(Collected data)
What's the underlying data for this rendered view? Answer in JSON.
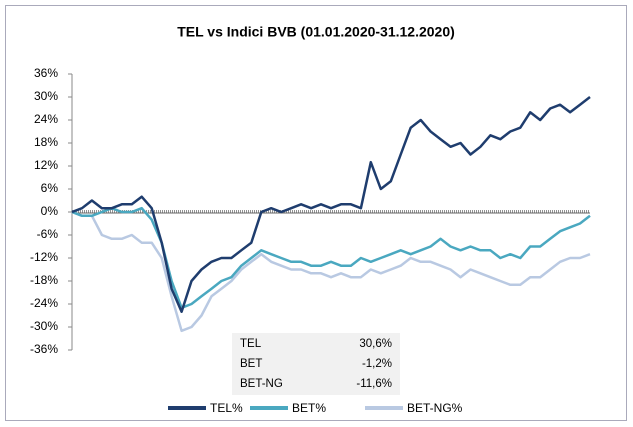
{
  "chart_data": {
    "type": "line",
    "title": "TEL vs Indici BVB (01.01.2020-31.12.2020)",
    "ylim": [
      -36,
      36
    ],
    "yticks": [
      {
        "value": 36,
        "label": "36%"
      },
      {
        "value": 30,
        "label": "30%"
      },
      {
        "value": 24,
        "label": "24%"
      },
      {
        "value": 18,
        "label": "18%"
      },
      {
        "value": 12,
        "label": "12%"
      },
      {
        "value": 6,
        "label": "6%"
      },
      {
        "value": 0,
        "label": "0%"
      },
      {
        "value": -6,
        "label": "-6%"
      },
      {
        "value": -12,
        "label": "-12%"
      },
      {
        "value": -18,
        "label": "-18%"
      },
      {
        "value": -24,
        "label": "-24%"
      },
      {
        "value": -30,
        "label": "-30%"
      },
      {
        "value": -36,
        "label": "-36%"
      }
    ],
    "grid": false,
    "legend": "bottom",
    "series": [
      {
        "name": "TEL%",
        "color": "#1f3d6e",
        "values": [
          0,
          1,
          3,
          1,
          1,
          2,
          2,
          4,
          1,
          -8,
          -20,
          -26,
          -18,
          -15,
          -13,
          -12,
          -12,
          -10,
          -8,
          0,
          1,
          0,
          1,
          2,
          1,
          2,
          1,
          2,
          2,
          1,
          13,
          6,
          8,
          15,
          22,
          24,
          21,
          19,
          17,
          18,
          15,
          17,
          20,
          19,
          21,
          22,
          26,
          24,
          27,
          28,
          26,
          28,
          30
        ]
      },
      {
        "name": "BET%",
        "color": "#4aa8c0",
        "values": [
          0,
          -1,
          -1,
          0,
          1,
          0,
          0,
          1,
          -2,
          -8,
          -18,
          -25,
          -24,
          -22,
          -20,
          -18,
          -17,
          -14,
          -12,
          -10,
          -11,
          -12,
          -13,
          -13,
          -14,
          -14,
          -13,
          -14,
          -14,
          -12,
          -13,
          -12,
          -11,
          -10,
          -11,
          -10,
          -9,
          -7,
          -9,
          -10,
          -9,
          -10,
          -10,
          -12,
          -11,
          -12,
          -9,
          -9,
          -7,
          -5,
          -4,
          -3,
          -1
        ]
      },
      {
        "name": "BET-NG%",
        "color": "#b9c9e2",
        "values": [
          0,
          -1,
          -1,
          -6,
          -7,
          -7,
          -6,
          -8,
          -8,
          -12,
          -22,
          -31,
          -30,
          -27,
          -22,
          -20,
          -18,
          -15,
          -13,
          -11,
          -13,
          -14,
          -15,
          -15,
          -16,
          -16,
          -17,
          -16,
          -17,
          -17,
          -15,
          -16,
          -15,
          -14,
          -12,
          -13,
          -13,
          -14,
          -15,
          -17,
          -15,
          -16,
          -17,
          -18,
          -19,
          -19,
          -17,
          -17,
          -15,
          -13,
          -12,
          -12,
          -11
        ]
      }
    ],
    "table": {
      "rows": [
        [
          "TEL",
          "30,6%"
        ],
        [
          "BET",
          "-1,2%"
        ],
        [
          "BET-NG",
          "-11,6%"
        ]
      ]
    }
  }
}
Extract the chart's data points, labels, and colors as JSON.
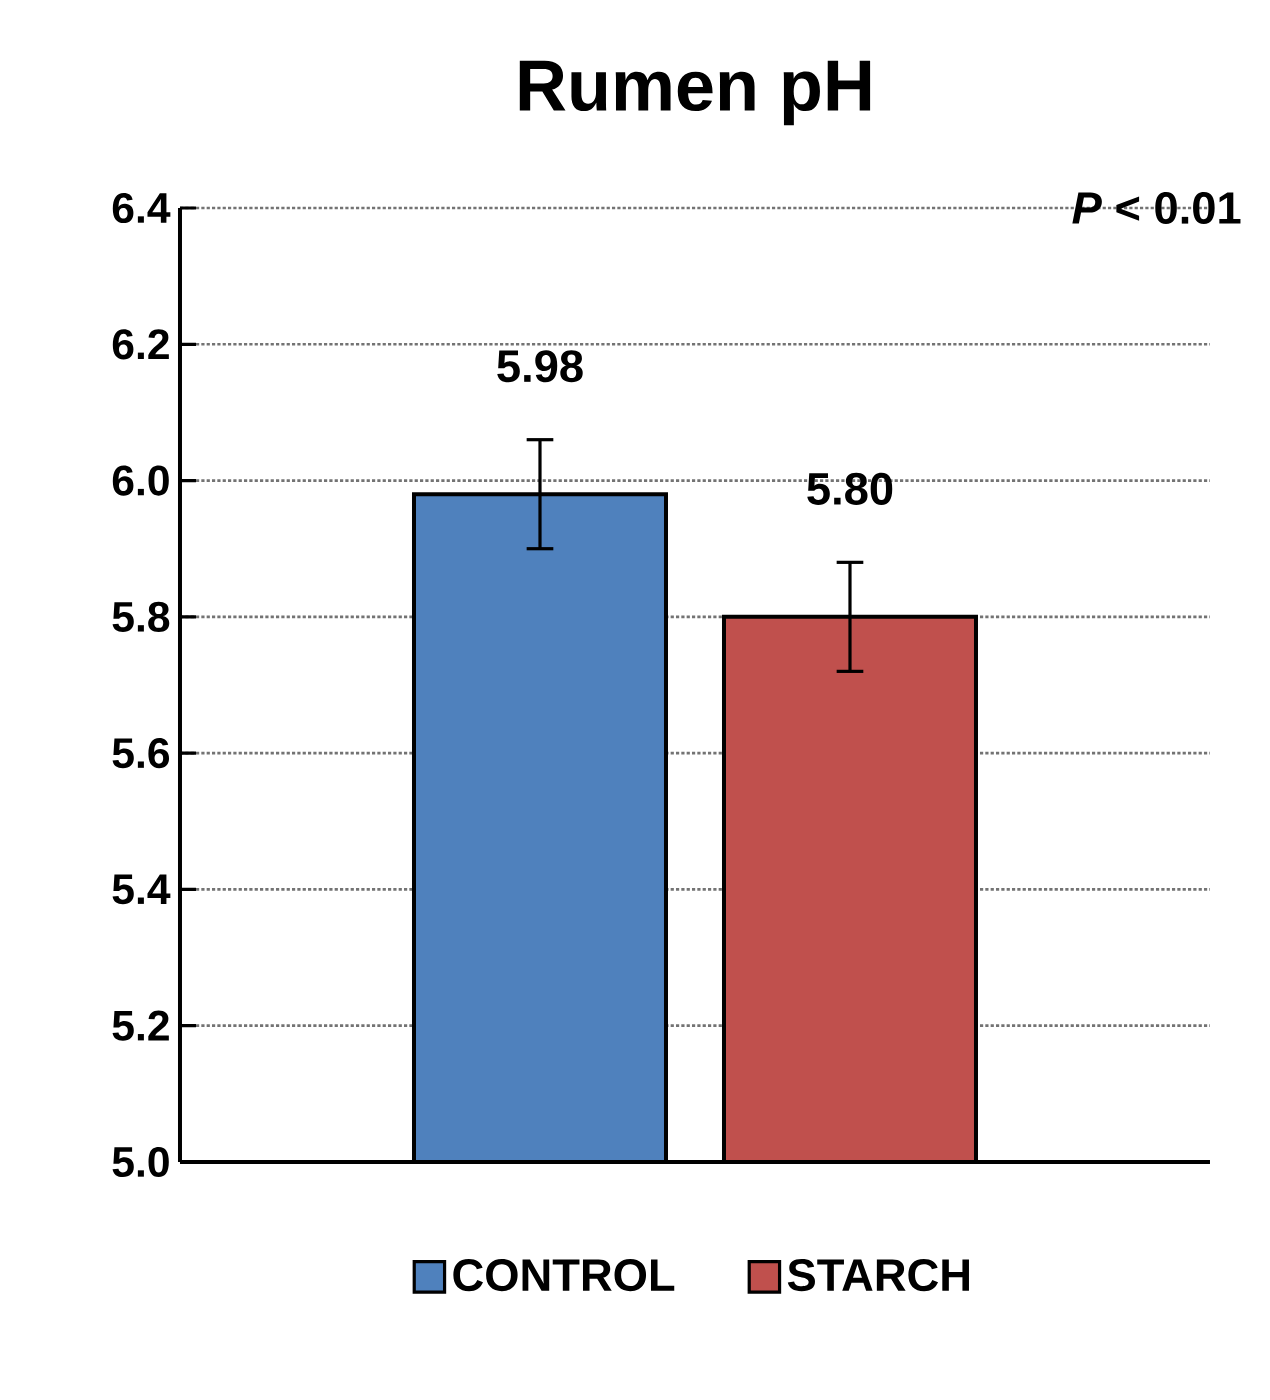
{
  "chart_data": {
    "type": "bar",
    "title": "Rumen pH",
    "categories": [
      null
    ],
    "series": [
      {
        "name": "CONTROL",
        "color": "#4f81bd",
        "values": [
          5.98
        ],
        "errors": [
          0.08
        ],
        "value_labels": [
          "5.98"
        ]
      },
      {
        "name": "STARCH",
        "color": "#c0504d",
        "values": [
          5.8
        ],
        "errors": [
          0.08
        ],
        "value_labels": [
          "5.80"
        ]
      }
    ],
    "ylim": [
      5.0,
      6.4
    ],
    "yticks": [
      {
        "value": 5.0,
        "label": "5.0"
      },
      5.2,
      5.4,
      5.6,
      5.8,
      {
        "value": 6.0,
        "label": "6.0"
      },
      6.2,
      6.4
    ],
    "grid": "y",
    "legend": "bottom",
    "annotations": [
      "*P* < 0.01"
    ]
  }
}
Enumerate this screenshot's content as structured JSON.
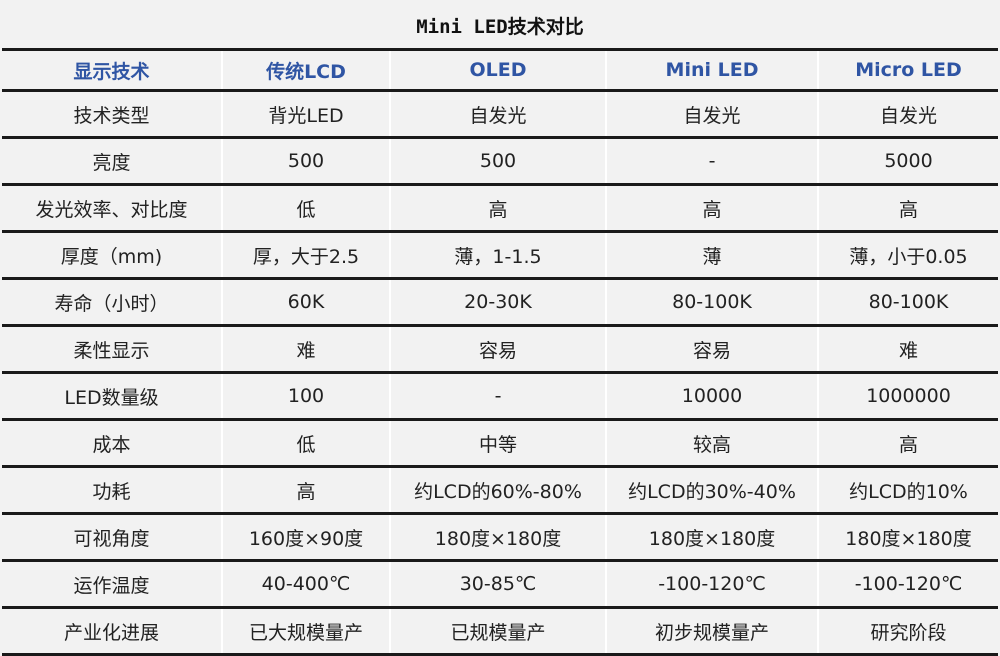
{
  "title": "Mini LED技术对比",
  "headers": [
    "显示技术",
    "传统LCD",
    "OLED",
    "Mini LED",
    "Micro LED"
  ],
  "rows": [
    [
      "技术类型",
      "背光LED",
      "自发光",
      "自发光",
      "自发光"
    ],
    [
      "亮度",
      "500",
      "500",
      "-",
      "5000"
    ],
    [
      "发光效率、对比度",
      "低",
      "高",
      "高",
      "高"
    ],
    [
      "厚度（mm)",
      "厚，大于2.5",
      "薄，1-1.5",
      "薄",
      "薄，小于0.05"
    ],
    [
      "寿命（小时）",
      "60K",
      "20-30K",
      "80-100K",
      "80-100K"
    ],
    [
      "柔性显示",
      "难",
      "容易",
      "容易",
      "难"
    ],
    [
      "LED数量级",
      "100",
      "-",
      "10000",
      "1000000"
    ],
    [
      "成本",
      "低",
      "中等",
      "较高",
      "高"
    ],
    [
      "功耗",
      "高",
      "约LCD的60%-80%",
      "约LCD的30%-40%",
      "约LCD的10%"
    ],
    [
      "可视角度",
      "160度×90度",
      "180度×180度",
      "180度×180度",
      "180度×180度"
    ],
    [
      "运作温度",
      "40-400℃",
      "30-85℃",
      "-100-120℃",
      "-100-120℃"
    ],
    [
      "产业化进展",
      "已大规模量产",
      "已规模量产",
      "初步规模量产",
      "研究阶段"
    ]
  ]
}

# SET TASK
Retype the whole listing exactly and leave the pictures out.

# REPLY
What's the underlying data for this rendered view? Answer in JSON.
{
  "chart_data": {
    "type": "line",
    "title": "TEL vs Indici BVB (01.01.2020-31.12.2020)",
    "ylim": [
      -36,
      36
    ],
    "yticks": [
      {
        "value": 36,
        "label": "36%"
      },
      {
        "value": 30,
        "label": "30%"
      },
      {
        "value": 24,
        "label": "24%"
      },
      {
        "value": 18,
        "label": "18%"
      },
      {
        "value": 12,
        "label": "12%"
      },
      {
        "value": 6,
        "label": "6%"
      },
      {
        "value": 0,
        "label": "0%"
      },
      {
        "value": -6,
        "label": "-6%"
      },
      {
        "value": -12,
        "label": "-12%"
      },
      {
        "value": -18,
        "label": "-18%"
      },
      {
        "value": -24,
        "label": "-24%"
      },
      {
        "value": -30,
        "label": "-30%"
      },
      {
        "value": -36,
        "label": "-36%"
      }
    ],
    "grid": false,
    "legend": "bottom",
    "series": [
      {
        "name": "TEL%",
        "color": "#1f3d6e",
        "values": [
          0,
          1,
          3,
          1,
          1,
          2,
          2,
          4,
          1,
          -8,
          -20,
          -26,
          -18,
          -15,
          -13,
          -12,
          -12,
          -10,
          -8,
          0,
          1,
          0,
          1,
          2,
          1,
          2,
          1,
          2,
          2,
          1,
          13,
          6,
          8,
          15,
          22,
          24,
          21,
          19,
          17,
          18,
          15,
          17,
          20,
          19,
          21,
          22,
          26,
          24,
          27,
          28,
          26,
          28,
          30
        ]
      },
      {
        "name": "BET%",
        "color": "#4aa8c0",
        "values": [
          0,
          -1,
          -1,
          0,
          1,
          0,
          0,
          1,
          -2,
          -8,
          -18,
          -25,
          -24,
          -22,
          -20,
          -18,
          -17,
          -14,
          -12,
          -10,
          -11,
          -12,
          -13,
          -13,
          -14,
          -14,
          -13,
          -14,
          -14,
          -12,
          -13,
          -12,
          -11,
          -10,
          -11,
          -10,
          -9,
          -7,
          -9,
          -10,
          -9,
          -10,
          -10,
          -12,
          -11,
          -12,
          -9,
          -9,
          -7,
          -5,
          -4,
          -3,
          -1
        ]
      },
      {
        "name": "BET-NG%",
        "color": "#b9c9e2",
        "values": [
          0,
          -1,
          -1,
          -6,
          -7,
          -7,
          -6,
          -8,
          -8,
          -12,
          -22,
          -31,
          -30,
          -27,
          -22,
          -20,
          -18,
          -15,
          -13,
          -11,
          -13,
          -14,
          -15,
          -15,
          -16,
          -16,
          -17,
          -16,
          -17,
          -17,
          -15,
          -16,
          -15,
          -14,
          -12,
          -13,
          -13,
          -14,
          -15,
          -17,
          -15,
          -16,
          -17,
          -18,
          -19,
          -19,
          -17,
          -17,
          -15,
          -13,
          -12,
          -12,
          -11
        ]
      }
    ],
    "table": {
      "rows": [
        [
          "TEL",
          "30,6%"
        ],
        [
          "BET",
          "-1,2%"
        ],
        [
          "BET-NG",
          "-11,6%"
        ]
      ]
    }
  }
}
Extract the chart's data points, labels, and colors as JSON.
{
  "chart_data": {
    "type": "bar",
    "title": "Rumen pH",
    "categories": [
      null
    ],
    "series": [
      {
        "name": "CONTROL",
        "color": "#4f81bd",
        "values": [
          5.98
        ],
        "errors": [
          0.08
        ],
        "value_labels": [
          "5.98"
        ]
      },
      {
        "name": "STARCH",
        "color": "#c0504d",
        "values": [
          5.8
        ],
        "errors": [
          0.08
        ],
        "value_labels": [
          "5.80"
        ]
      }
    ],
    "ylim": [
      5.0,
      6.4
    ],
    "yticks": [
      {
        "value": 5.0,
        "label": "5.0"
      },
      5.2,
      5.4,
      5.6,
      5.8,
      {
        "value": 6.0,
        "label": "6.0"
      },
      6.2,
      6.4
    ],
    "grid": "y",
    "legend": "bottom",
    "annotations": [
      "*P* < 0.01"
    ]
  }
}
Enumerate this screenshot's content as structured JSON.
{
  "title": "Mini LED技术对比",
  "headers": [
    "显示技术",
    "传统LCD",
    "OLED",
    "Mini LED",
    "Micro LED"
  ],
  "rows": [
    [
      "技术类型",
      "背光LED",
      "自发光",
      "自发光",
      "自发光"
    ],
    [
      "亮度",
      "500",
      "500",
      "-",
      "5000"
    ],
    [
      "发光效率、对比度",
      "低",
      "高",
      "高",
      "高"
    ],
    [
      "厚度（mm)",
      "厚，大于2.5",
      "薄，1-1.5",
      "薄",
      "薄，小于0.05"
    ],
    [
      "寿命（小时）",
      "60K",
      "20-30K",
      "80-100K",
      "80-100K"
    ],
    [
      "柔性显示",
      "难",
      "容易",
      "容易",
      "难"
    ],
    [
      "LED数量级",
      "100",
      "-",
      "10000",
      "1000000"
    ],
    [
      "成本",
      "低",
      "中等",
      "较高",
      "高"
    ],
    [
      "功耗",
      "高",
      "约LCD的60%-80%",
      "约LCD的30%-40%",
      "约LCD的10%"
    ],
    [
      "可视角度",
      "160度×90度",
      "180度×180度",
      "180度×180度",
      "180度×180度"
    ],
    [
      "运作温度",
      "40-400℃",
      "30-85℃",
      "-100-120℃",
      "-100-120℃"
    ],
    [
      "产业化进展",
      "已大规模量产",
      "已规模量产",
      "初步规模量产",
      "研究阶段"
    ]
  ]
}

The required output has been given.